[Records supplied start]

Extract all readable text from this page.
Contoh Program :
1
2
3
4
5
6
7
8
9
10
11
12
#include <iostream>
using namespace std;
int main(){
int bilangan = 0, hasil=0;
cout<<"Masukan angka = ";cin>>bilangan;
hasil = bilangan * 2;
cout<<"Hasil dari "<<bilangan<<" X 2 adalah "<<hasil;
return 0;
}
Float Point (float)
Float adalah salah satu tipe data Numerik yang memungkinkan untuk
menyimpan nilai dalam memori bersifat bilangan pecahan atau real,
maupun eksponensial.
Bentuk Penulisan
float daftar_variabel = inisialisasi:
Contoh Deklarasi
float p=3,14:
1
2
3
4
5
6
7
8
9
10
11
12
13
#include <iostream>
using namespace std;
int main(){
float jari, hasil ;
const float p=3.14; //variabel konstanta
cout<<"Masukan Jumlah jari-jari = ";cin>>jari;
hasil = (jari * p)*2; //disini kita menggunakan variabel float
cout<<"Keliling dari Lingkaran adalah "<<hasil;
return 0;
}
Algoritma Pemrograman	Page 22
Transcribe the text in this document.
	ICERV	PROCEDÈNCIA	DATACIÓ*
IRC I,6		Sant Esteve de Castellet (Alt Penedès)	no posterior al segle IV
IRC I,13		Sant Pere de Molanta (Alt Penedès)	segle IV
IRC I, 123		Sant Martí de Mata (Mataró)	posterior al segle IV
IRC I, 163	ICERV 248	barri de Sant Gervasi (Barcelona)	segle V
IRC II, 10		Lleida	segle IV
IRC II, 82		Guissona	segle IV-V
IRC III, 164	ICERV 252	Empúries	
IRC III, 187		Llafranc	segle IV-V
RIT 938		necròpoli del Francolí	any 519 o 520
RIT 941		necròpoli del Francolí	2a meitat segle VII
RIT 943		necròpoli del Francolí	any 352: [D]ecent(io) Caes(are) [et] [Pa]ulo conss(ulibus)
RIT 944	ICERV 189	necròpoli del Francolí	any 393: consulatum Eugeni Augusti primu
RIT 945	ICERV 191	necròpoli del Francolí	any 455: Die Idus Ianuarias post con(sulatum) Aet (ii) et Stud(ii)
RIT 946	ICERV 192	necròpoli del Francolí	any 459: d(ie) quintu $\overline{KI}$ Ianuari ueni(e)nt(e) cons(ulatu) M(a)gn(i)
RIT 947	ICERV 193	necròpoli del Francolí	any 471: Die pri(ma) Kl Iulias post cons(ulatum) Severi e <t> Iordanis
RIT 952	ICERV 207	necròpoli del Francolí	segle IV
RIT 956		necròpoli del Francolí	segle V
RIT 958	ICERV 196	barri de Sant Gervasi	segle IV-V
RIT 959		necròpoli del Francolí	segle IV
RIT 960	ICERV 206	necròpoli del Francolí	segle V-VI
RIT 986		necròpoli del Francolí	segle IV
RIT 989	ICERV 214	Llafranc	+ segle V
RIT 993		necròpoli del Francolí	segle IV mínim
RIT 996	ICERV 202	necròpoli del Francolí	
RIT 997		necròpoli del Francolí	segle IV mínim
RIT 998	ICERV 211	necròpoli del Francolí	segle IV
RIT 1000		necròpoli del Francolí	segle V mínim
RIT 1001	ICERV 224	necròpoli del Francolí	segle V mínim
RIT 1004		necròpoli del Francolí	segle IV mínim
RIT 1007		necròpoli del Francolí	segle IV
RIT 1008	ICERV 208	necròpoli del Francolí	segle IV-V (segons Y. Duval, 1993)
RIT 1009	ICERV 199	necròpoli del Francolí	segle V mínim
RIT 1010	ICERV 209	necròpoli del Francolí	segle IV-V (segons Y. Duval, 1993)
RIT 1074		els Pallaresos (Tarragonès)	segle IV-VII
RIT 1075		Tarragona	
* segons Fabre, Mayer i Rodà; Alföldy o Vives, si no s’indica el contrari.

[Records supplied end]

**Exercise directions**
Your task is to collect every line above that contains the word "dari".

**Exercise response**
cout<<"Hasil dari "<<bilangan<<" X 2 adalah "<<hasil;
cout<<"Keliling dari Lingkaran adalah "<<hasil;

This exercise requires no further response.